[A run of records]
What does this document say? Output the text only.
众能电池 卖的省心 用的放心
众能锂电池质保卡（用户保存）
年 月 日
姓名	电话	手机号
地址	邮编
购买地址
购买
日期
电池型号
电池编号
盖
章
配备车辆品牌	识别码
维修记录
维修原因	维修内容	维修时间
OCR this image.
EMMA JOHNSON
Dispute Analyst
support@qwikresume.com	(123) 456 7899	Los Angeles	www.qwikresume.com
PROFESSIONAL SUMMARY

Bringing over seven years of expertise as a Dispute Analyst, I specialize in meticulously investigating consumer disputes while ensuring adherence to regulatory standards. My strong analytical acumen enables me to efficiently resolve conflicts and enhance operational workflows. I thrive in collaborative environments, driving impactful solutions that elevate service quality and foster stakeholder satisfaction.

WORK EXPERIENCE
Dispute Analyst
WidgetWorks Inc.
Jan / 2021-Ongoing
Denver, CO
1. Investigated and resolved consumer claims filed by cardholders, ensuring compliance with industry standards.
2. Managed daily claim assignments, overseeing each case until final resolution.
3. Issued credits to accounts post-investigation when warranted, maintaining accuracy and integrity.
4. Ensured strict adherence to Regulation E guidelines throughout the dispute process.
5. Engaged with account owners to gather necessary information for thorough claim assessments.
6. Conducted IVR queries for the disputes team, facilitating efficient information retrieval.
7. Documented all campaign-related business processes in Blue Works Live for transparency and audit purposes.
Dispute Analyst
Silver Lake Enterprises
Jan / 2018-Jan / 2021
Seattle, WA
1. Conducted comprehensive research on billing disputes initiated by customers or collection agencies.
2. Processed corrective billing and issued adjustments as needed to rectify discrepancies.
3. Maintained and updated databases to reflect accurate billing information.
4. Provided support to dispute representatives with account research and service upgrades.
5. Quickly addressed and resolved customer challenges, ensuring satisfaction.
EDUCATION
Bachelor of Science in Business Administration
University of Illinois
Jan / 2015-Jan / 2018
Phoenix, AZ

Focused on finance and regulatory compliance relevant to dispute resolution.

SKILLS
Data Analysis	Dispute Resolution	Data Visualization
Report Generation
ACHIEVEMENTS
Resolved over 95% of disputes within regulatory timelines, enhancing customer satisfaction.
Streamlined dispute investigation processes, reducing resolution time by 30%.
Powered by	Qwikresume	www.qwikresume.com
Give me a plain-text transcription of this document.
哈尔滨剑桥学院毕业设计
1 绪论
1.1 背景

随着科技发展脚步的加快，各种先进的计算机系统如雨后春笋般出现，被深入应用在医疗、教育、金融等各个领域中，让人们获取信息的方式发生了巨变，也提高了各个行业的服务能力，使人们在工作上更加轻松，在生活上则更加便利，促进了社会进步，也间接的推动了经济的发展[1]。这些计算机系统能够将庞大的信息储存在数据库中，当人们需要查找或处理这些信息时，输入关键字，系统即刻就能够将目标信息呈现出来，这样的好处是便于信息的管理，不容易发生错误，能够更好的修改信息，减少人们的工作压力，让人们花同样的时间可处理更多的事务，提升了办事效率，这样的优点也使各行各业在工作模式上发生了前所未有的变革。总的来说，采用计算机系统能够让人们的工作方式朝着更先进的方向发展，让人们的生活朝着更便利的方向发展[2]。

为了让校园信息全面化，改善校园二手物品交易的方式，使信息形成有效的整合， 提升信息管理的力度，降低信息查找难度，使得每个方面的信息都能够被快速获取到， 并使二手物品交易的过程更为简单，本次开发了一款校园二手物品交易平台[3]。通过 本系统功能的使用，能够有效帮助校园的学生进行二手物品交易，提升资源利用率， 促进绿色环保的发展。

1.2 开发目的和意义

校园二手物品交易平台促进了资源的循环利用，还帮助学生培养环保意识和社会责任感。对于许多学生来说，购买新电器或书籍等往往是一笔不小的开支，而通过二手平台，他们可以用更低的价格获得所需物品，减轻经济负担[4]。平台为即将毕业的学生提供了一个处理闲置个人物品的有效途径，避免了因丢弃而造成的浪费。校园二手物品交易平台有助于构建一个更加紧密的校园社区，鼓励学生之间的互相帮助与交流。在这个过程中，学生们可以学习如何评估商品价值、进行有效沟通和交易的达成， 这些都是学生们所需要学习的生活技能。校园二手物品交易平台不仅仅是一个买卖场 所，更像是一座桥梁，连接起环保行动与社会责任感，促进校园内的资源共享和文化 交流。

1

**WRITTEN TASK**: Using the data above, reproduce every line exactly.

**THE REPLY**:
What does this document say? Output the text only.
众能电池 卖的省心 用的放心
众能锂电池质保卡（用户保存）
年 月 日
姓名	电话	手机号
地址	邮编
购买地址
购买
日期
电池型号
电池编号
盖
章
配备车辆品牌	识别码
维修记录
维修原因	维修内容	维修时间
OCR this image.
EMMA JOHNSON
Dispute Analyst
support@qwikresume.com	(123) 456 7899	Los Angeles	www.qwikresume.com
PROFESSIONAL SUMMARY

Bringing over seven years of expertise as a Dispute Analyst, I specialize in meticulously investigating consumer disputes while ensuring adherence to regulatory standards. My strong analytical acumen enables me to efficiently resolve conflicts and enhance operational workflows. I thrive in collaborative environments, driving impactful solutions that elevate service quality and foster stakeholder satisfaction.

WORK EXPERIENCE
Dispute Analyst
WidgetWorks Inc.
Jan / 2021-Ongoing
Denver, CO
1. Investigated and resolved consumer claims filed by cardholders, ensuring compliance with industry standards.
2. Managed daily claim assignments, overseeing each case until final resolution.
3. Issued credits to accounts post-investigation when warranted, maintaining accuracy and integrity.
4. Ensured strict adherence to Regulation E guidelines throughout the dispute process.
5. Engaged with account owners to gather necessary information for thorough claim assessments.
6. Conducted IVR queries for the disputes team, facilitating efficient information retrieval.
7. Documented all campaign-related business processes in Blue Works Live for transparency and audit purposes.
Dispute Analyst
Silver Lake Enterprises
Jan / 2018-Jan / 2021
Seattle, WA
1. Conducted comprehensive research on billing disputes initiated by customers or collection agencies.
2. Processed corrective billing and issued adjustments as needed to rectify discrepancies.
3. Maintained and updated databases to reflect accurate billing information.
4. Provided support to dispute representatives with account research and service upgrades.
5. Quickly addressed and resolved customer challenges, ensuring satisfaction.
EDUCATION
Bachelor of Science in Business Administration
University of Illinois
Jan / 2015-Jan / 2018
Phoenix, AZ

Focused on finance and regulatory compliance relevant to dispute resolution.

SKILLS
Data Analysis	Dispute Resolution	Data Visualization
Report Generation
ACHIEVEMENTS
Resolved over 95% of disputes within regulatory timelines, enhancing customer satisfaction.
Streamlined dispute investigation processes, reducing resolution time by 30%.
Powered by	Qwikresume	www.qwikresume.com
Give me a plain-text transcription of this document.
哈尔滨剑桥学院毕业设计
1 绪论
1.1 背景

随着科技发展脚步的加快，各种先进的计算机系统如雨后春笋般出现，被深入应用在医疗、教育、金融等各个领域中，让人们获取信息的方式发生了巨变，也提高了各个行业的服务能力，使人们在工作上更加轻松，在生活上则更加便利，促进了社会进步，也间接的推动了经济的发展[1]。这些计算机系统能够将庞大的信息储存在数据库中，当人们需要查找或处理这些信息时，输入关键字，系统即刻就能够将目标信息呈现出来，这样的好处是便于信息的管理，不容易发生错误，能够更好的修改信息，减少人们的工作压力，让人们花同样的时间可处理更多的事务，提升了办事效率，这样的优点也使各行各业在工作模式上发生了前所未有的变革。总的来说，采用计算机系统能够让人们的工作方式朝着更先进的方向发展，让人们的生活朝着更便利的方向发展[2]。

为了让校园信息全面化，改善校园二手物品交易的方式，使信息形成有效的整合， 提升信息管理的力度，降低信息查找难度，使得每个方面的信息都能够被快速获取到， 并使二手物品交易的过程更为简单，本次开发了一款校园二手物品交易平台[3]。通过 本系统功能的使用，能够有效帮助校园的学生进行二手物品交易，提升资源利用率， 促进绿色环保的发展。

1.2 开发目的和意义

校园二手物品交易平台促进了资源的循环利用，还帮助学生培养环保意识和社会责任感。对于许多学生来说，购买新电器或书籍等往往是一笔不小的开支，而通过二手平台，他们可以用更低的价格获得所需物品，减轻经济负担[4]。平台为即将毕业的学生提供了一个处理闲置个人物品的有效途径，避免了因丢弃而造成的浪费。校园二手物品交易平台有助于构建一个更加紧密的校园社区，鼓励学生之间的互相帮助与交流。在这个过程中，学生们可以学习如何评估商品价值、进行有效沟通和交易的达成， 这些都是学生们所需要学习的生活技能。校园二手物品交易平台不仅仅是一个买卖场 所，更像是一座桥梁，连接起环保行动与社会责任感，促进校园内的资源共享和文化 交流。

1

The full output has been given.